··· Dataset entries

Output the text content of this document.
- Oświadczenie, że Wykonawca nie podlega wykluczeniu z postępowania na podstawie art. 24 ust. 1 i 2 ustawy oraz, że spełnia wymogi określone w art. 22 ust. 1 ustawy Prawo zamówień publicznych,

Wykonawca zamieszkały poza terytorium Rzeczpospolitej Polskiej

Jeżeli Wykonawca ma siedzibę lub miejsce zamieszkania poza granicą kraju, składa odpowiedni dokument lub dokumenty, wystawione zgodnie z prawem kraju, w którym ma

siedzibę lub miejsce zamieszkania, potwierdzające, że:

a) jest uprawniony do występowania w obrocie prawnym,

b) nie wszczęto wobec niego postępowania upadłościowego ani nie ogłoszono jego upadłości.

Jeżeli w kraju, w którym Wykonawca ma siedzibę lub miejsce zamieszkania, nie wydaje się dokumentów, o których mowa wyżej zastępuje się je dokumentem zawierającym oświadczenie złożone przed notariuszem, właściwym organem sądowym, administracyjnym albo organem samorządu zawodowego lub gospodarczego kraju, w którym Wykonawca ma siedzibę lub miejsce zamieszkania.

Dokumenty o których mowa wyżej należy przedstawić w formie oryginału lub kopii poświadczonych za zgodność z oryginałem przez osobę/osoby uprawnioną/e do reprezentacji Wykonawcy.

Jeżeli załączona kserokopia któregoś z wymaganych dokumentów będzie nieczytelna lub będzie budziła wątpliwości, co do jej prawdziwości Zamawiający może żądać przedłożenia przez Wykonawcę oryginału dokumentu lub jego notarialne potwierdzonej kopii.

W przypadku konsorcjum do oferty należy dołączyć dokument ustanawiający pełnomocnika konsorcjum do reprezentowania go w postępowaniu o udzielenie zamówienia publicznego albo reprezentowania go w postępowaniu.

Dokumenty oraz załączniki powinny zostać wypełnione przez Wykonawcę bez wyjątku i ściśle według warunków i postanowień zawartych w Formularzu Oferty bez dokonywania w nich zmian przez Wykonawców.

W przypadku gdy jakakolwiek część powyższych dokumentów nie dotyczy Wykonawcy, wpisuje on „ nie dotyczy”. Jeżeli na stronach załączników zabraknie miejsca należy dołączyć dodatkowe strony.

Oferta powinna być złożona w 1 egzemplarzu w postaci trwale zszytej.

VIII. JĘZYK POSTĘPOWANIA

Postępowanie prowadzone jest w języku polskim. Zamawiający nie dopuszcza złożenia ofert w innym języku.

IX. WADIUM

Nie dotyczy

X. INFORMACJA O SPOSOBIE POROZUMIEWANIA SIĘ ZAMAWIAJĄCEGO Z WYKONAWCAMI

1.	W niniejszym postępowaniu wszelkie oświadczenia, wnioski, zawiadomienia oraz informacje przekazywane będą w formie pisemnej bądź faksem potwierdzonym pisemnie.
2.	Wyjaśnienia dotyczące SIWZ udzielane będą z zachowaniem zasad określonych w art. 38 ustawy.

······
··· Dataset entries

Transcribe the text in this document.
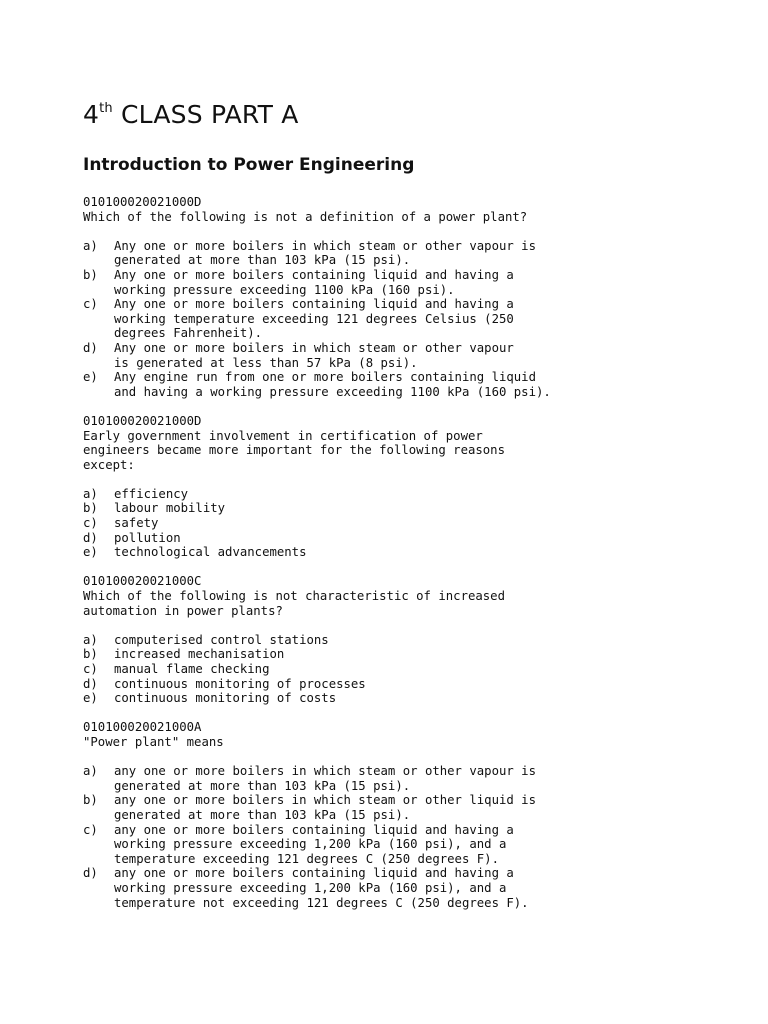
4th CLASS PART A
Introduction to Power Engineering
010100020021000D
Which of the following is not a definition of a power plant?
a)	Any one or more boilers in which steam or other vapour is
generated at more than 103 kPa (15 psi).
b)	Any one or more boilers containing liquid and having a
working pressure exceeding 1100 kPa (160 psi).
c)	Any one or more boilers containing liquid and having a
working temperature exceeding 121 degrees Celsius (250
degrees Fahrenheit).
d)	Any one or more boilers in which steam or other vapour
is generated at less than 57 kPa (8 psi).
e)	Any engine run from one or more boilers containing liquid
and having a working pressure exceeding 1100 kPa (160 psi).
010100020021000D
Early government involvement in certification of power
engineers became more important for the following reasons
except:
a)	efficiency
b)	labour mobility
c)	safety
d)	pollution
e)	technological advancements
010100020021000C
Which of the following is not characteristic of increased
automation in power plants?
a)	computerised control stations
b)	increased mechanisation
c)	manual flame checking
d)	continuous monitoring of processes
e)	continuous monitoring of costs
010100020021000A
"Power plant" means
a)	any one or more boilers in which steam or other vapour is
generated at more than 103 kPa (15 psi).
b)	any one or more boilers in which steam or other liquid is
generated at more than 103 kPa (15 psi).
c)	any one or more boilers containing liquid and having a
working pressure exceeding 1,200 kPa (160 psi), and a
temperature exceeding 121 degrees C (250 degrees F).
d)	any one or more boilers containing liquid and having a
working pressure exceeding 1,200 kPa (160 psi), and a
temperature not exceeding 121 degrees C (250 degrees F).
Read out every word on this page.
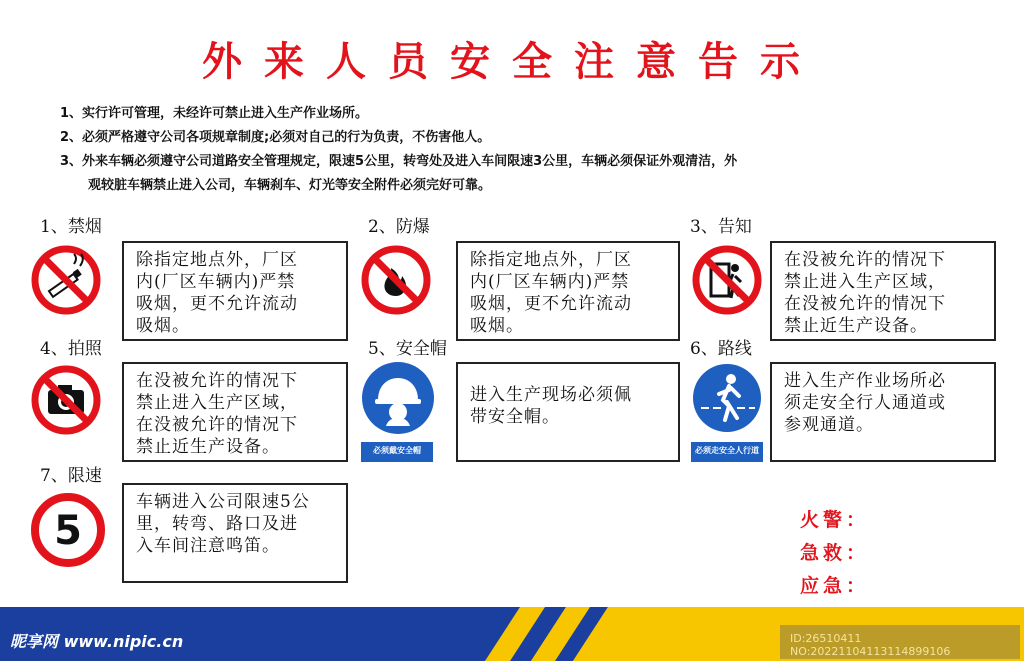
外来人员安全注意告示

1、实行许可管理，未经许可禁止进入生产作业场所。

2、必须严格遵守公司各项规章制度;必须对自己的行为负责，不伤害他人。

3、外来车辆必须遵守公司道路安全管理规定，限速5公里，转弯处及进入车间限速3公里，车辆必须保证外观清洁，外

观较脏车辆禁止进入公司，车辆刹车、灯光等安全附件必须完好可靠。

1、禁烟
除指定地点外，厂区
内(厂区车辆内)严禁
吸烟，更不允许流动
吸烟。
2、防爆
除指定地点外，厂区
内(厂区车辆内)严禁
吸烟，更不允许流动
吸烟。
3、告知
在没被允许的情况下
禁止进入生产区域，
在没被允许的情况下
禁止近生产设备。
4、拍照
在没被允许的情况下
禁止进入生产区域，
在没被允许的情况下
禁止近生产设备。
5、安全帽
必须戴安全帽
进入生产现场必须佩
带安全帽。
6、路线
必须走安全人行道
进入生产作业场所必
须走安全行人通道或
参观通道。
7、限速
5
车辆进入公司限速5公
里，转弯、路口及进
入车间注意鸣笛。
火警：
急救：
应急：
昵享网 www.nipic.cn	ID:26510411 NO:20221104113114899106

······

- Required work
Copy each line above where the string "monitoring" occurs.

- Right answer
d)	continuous monitoring of processes
e)	continuous monitoring of costs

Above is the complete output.